### WRITTEN INSTRUCTION
In the copy, include every entry exactly but none of the pictures.

### EXERCISE MATERIAL
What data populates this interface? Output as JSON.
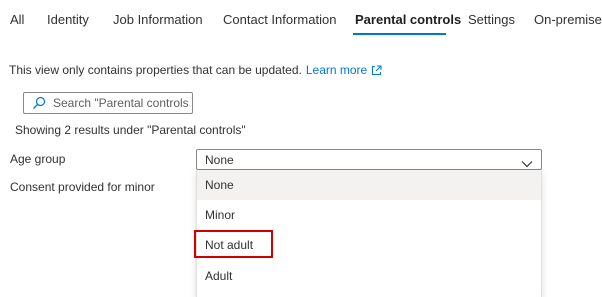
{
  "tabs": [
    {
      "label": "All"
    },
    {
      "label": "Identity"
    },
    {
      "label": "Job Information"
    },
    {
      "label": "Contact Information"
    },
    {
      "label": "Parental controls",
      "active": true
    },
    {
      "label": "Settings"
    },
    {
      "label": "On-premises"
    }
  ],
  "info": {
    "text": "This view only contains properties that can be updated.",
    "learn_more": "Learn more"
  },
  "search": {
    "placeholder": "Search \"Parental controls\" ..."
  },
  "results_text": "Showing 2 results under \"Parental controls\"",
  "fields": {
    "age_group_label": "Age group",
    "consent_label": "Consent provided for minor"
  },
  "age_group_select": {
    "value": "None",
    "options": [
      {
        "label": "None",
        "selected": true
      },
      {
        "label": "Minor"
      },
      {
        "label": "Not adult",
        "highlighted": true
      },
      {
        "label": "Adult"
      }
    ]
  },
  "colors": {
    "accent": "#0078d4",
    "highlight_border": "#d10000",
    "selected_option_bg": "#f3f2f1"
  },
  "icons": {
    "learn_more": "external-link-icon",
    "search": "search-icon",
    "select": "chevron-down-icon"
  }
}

### ANSWER FOR THIS EXERCISE
What data populates this interface? Output as JSON.
{
  "tabs": [
    {
      "label": "All"
    },
    {
      "label": "Identity"
    },
    {
      "label": "Job Information"
    },
    {
      "label": "Contact Information"
    },
    {
      "label": "Parental controls",
      "active": true
    },
    {
      "label": "Settings"
    },
    {
      "label": "On-premises"
    }
  ],
  "info": {
    "text": "This view only contains properties that can be updated.",
    "learn_more": "Learn more"
  },
  "search": {
    "placeholder": "Search \"Parental controls\" ..."
  },
  "results_text": "Showing 2 results under \"Parental controls\"",
  "fields": {
    "age_group_label": "Age group",
    "consent_label": "Consent provided for minor"
  },
  "age_group_select": {
    "value": "None",
    "options": [
      {
        "label": "None",
        "selected": true
      },
      {
        "label": "Minor"
      },
      {
        "label": "Not adult",
        "highlighted": true
      },
      {
        "label": "Adult"
      }
    ]
  },
  "colors": {
    "accent": "#0078d4",
    "highlight_border": "#d10000",
    "selected_option_bg": "#f3f2f1"
  },
  "icons": {
    "learn_more": "external-link-icon",
    "search": "search-icon",
    "select": "chevron-down-icon"
  }
}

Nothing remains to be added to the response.